## [DATASET CONTENT]
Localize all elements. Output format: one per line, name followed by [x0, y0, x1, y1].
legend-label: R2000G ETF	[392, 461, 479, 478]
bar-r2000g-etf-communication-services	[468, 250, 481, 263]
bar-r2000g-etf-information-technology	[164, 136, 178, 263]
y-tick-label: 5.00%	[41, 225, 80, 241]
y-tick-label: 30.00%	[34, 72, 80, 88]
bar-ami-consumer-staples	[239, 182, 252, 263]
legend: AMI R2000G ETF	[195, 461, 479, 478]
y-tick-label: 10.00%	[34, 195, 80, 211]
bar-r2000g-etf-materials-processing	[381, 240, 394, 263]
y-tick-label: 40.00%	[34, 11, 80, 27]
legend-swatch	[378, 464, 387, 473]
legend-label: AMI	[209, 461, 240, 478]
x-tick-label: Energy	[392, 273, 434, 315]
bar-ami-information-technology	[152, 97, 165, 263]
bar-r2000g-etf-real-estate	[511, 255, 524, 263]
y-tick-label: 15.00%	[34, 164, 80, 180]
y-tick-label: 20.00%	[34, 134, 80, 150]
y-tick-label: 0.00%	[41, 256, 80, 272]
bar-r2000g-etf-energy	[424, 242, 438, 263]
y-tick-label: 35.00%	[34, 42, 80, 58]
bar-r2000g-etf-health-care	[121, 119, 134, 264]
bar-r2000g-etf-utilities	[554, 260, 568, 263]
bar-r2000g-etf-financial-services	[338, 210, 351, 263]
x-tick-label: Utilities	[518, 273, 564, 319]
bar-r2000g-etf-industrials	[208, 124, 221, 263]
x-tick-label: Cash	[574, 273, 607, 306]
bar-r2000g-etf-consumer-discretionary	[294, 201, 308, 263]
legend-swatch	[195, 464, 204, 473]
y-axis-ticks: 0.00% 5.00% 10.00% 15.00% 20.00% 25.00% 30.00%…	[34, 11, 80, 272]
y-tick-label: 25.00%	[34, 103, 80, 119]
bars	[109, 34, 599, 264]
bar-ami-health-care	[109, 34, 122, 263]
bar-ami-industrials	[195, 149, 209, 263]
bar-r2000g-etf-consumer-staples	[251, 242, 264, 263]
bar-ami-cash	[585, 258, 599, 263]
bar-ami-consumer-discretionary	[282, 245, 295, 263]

## [TASK STATEMENT]
Write out all of the entries above again, line by line, with every character unchanged.

## [OUTPUT FOR THIS TASK]
Localize all elements. Output format: one per line, name followed by [x0, y0, x1, y1].
legend-label: R2000G ETF	[392, 461, 479, 478]
bar-r2000g-etf-communication-services	[468, 250, 481, 263]
bar-r2000g-etf-information-technology	[164, 136, 178, 263]
y-tick-label: 5.00%	[41, 225, 80, 241]
y-tick-label: 30.00%	[34, 72, 80, 88]
bar-ami-consumer-staples	[239, 182, 252, 263]
legend: AMI R2000G ETF	[195, 461, 479, 478]
y-tick-label: 10.00%	[34, 195, 80, 211]
bar-r2000g-etf-materials-processing	[381, 240, 394, 263]
y-tick-label: 40.00%	[34, 11, 80, 27]
legend-swatch	[378, 464, 387, 473]
legend-label: AMI	[209, 461, 240, 478]
x-tick-label: Energy	[392, 273, 434, 315]
bar-ami-information-technology	[152, 97, 165, 263]
bar-r2000g-etf-real-estate	[511, 255, 524, 263]
y-tick-label: 15.00%	[34, 164, 80, 180]
y-tick-label: 20.00%	[34, 134, 80, 150]
y-tick-label: 0.00%	[41, 256, 80, 272]
bar-r2000g-etf-energy	[424, 242, 438, 263]
y-tick-label: 35.00%	[34, 42, 80, 58]
bar-r2000g-etf-health-care	[121, 119, 134, 264]
bar-r2000g-etf-utilities	[554, 260, 568, 263]
bar-r2000g-etf-financial-services	[338, 210, 351, 263]
x-tick-label: Utilities	[518, 273, 564, 319]
bar-r2000g-etf-industrials	[208, 124, 221, 263]
x-tick-label: Cash	[574, 273, 607, 306]
bar-r2000g-etf-consumer-discretionary	[294, 201, 308, 263]
legend-swatch	[195, 464, 204, 473]
y-axis-ticks: 0.00% 5.00% 10.00% 15.00% 20.00% 25.00% 30.00%…	[34, 11, 80, 272]
y-tick-label: 25.00%	[34, 103, 80, 119]
bars	[109, 34, 599, 264]
bar-ami-health-care	[109, 34, 122, 263]
bar-ami-industrials	[195, 149, 209, 263]
bar-r2000g-etf-consumer-staples	[251, 242, 264, 263]
bar-ami-cash	[585, 258, 599, 263]
bar-ami-consumer-discretionary	[282, 245, 295, 263]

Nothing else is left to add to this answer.